List each line in which the string "CHIDIST" appears.

> **DATA ENTRIES**:
--------------------------------
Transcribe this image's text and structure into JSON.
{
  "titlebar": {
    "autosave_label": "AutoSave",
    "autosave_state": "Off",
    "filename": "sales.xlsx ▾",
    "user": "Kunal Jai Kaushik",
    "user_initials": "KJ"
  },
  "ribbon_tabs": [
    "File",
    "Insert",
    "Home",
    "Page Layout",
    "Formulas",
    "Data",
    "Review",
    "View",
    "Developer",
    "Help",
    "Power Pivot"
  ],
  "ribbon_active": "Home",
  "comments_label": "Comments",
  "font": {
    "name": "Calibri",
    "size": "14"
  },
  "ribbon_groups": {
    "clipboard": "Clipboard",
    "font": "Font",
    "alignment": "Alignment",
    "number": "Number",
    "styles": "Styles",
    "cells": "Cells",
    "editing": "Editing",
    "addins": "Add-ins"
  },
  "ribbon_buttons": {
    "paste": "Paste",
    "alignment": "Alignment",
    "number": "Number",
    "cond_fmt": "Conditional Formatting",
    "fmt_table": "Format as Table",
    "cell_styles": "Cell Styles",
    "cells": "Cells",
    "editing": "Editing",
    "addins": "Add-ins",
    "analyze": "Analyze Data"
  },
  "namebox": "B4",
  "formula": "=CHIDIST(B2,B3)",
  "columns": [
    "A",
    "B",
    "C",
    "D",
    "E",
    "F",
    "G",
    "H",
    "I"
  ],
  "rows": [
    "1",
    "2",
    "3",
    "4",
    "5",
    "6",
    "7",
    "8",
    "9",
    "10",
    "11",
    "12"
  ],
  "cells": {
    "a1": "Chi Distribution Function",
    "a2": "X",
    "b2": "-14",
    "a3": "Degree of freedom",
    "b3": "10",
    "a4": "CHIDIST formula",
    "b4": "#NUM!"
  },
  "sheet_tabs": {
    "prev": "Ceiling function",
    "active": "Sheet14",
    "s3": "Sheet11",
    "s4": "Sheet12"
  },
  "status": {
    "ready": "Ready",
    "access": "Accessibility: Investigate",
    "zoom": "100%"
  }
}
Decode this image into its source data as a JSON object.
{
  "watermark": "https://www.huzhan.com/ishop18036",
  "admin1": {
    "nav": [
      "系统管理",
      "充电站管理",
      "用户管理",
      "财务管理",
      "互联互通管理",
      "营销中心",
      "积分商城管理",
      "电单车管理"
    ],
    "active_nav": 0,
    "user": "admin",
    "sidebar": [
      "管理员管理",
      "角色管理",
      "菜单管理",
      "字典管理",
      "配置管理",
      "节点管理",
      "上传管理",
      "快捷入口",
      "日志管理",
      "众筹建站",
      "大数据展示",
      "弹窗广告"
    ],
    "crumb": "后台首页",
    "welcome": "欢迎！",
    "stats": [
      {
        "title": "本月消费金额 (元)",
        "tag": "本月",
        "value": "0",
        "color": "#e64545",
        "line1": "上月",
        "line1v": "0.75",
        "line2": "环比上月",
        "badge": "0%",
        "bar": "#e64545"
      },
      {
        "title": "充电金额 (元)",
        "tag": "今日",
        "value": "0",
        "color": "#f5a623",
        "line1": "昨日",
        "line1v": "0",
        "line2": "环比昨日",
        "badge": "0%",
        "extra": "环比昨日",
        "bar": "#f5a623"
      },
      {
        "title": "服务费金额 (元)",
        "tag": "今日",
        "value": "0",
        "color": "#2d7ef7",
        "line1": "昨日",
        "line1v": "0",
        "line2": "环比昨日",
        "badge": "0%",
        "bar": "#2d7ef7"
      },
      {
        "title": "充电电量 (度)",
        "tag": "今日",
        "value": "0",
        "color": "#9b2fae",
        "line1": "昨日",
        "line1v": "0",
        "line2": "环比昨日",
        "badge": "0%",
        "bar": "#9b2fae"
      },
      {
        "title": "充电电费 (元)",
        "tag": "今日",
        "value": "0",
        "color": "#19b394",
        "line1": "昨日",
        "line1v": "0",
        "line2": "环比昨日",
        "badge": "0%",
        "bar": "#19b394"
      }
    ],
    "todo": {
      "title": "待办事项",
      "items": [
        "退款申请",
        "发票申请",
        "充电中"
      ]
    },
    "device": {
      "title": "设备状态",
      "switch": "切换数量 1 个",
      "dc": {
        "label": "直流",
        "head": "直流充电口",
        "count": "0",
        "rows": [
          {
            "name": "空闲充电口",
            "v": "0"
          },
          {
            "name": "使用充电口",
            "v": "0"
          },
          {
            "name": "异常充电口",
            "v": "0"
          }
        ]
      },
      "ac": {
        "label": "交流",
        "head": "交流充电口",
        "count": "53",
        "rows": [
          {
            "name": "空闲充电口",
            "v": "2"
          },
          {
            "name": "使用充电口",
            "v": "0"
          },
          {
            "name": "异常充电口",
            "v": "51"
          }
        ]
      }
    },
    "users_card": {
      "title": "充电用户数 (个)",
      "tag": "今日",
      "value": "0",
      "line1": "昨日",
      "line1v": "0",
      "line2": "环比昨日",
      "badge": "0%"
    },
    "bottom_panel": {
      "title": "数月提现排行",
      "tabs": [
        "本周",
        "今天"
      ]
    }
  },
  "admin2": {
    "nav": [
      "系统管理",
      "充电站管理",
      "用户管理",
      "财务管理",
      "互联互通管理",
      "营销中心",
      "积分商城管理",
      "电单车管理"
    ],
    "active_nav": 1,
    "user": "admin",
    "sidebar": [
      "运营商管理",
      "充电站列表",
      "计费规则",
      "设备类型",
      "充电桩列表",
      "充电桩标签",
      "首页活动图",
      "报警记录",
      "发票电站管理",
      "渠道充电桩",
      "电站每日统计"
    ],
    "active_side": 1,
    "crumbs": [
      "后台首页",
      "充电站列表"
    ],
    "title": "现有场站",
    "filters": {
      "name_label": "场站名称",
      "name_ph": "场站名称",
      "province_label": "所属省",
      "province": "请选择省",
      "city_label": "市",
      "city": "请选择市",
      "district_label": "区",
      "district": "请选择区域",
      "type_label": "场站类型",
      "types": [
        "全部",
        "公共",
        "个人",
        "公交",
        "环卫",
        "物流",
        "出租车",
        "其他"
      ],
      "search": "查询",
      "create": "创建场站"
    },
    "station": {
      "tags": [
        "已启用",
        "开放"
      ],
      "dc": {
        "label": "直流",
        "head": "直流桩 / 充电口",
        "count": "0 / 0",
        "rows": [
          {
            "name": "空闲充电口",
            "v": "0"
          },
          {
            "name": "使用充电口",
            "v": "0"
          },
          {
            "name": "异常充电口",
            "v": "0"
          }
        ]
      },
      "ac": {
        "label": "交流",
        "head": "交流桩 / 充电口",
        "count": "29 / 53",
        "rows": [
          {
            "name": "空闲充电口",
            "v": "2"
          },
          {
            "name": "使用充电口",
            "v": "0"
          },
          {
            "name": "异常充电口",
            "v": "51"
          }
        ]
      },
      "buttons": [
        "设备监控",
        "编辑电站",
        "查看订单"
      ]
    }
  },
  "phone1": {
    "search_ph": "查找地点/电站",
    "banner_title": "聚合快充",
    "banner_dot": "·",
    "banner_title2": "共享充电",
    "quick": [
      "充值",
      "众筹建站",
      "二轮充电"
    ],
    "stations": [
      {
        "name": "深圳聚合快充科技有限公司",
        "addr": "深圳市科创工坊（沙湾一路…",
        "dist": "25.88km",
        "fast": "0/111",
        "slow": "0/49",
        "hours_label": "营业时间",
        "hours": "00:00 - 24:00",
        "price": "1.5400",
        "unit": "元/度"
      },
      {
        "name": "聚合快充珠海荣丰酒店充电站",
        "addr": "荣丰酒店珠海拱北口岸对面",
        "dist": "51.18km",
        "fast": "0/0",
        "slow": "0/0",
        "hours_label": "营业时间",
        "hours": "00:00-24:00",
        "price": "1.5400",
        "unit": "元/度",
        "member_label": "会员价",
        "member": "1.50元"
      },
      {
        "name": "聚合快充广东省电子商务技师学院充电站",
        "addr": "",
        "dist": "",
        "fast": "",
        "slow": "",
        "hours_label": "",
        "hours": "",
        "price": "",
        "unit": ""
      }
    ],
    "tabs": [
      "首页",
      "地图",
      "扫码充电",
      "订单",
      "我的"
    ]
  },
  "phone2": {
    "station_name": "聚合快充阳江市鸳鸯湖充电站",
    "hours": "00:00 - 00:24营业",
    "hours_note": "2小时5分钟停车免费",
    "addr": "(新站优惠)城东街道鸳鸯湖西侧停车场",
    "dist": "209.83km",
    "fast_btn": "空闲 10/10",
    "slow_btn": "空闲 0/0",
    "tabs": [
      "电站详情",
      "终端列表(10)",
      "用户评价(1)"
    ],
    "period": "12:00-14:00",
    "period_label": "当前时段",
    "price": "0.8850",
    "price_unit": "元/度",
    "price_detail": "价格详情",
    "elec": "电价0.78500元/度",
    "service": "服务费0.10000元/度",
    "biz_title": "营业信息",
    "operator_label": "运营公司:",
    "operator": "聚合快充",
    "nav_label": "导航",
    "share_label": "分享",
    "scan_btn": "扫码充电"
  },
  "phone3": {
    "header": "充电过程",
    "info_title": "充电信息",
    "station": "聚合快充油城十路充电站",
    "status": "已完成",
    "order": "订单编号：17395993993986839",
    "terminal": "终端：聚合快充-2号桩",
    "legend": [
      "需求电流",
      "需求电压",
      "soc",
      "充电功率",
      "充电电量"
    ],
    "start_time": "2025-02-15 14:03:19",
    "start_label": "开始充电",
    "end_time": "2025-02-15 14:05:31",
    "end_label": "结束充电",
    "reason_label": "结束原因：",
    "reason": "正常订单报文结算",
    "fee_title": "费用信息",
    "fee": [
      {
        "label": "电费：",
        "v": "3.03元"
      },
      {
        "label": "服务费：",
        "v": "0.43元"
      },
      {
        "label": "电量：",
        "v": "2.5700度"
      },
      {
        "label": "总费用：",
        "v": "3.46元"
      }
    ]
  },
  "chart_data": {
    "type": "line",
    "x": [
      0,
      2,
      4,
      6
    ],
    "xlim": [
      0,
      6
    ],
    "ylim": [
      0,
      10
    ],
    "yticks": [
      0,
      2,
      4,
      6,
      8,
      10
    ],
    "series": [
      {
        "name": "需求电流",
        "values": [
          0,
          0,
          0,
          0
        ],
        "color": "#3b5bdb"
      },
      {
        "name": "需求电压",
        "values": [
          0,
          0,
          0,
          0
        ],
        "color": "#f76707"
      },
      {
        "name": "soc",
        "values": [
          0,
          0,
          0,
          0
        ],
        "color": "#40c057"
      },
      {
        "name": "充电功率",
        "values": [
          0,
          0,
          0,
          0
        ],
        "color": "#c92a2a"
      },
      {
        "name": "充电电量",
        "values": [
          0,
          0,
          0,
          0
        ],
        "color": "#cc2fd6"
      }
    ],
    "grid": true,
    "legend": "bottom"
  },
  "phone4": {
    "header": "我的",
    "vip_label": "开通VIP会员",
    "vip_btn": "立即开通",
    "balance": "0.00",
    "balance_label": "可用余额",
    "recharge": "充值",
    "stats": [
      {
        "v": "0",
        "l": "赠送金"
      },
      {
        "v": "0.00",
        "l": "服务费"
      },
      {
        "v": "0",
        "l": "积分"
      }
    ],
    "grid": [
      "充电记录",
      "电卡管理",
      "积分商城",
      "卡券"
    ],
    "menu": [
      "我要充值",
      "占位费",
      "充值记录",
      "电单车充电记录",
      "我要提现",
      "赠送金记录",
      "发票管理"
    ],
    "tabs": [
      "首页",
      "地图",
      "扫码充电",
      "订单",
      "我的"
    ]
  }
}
--------------------------------
> **ANSWER IN FULL**:
  "formula": "=CHIDIST(B2,B3)",
    "a4": "CHIDIST formula",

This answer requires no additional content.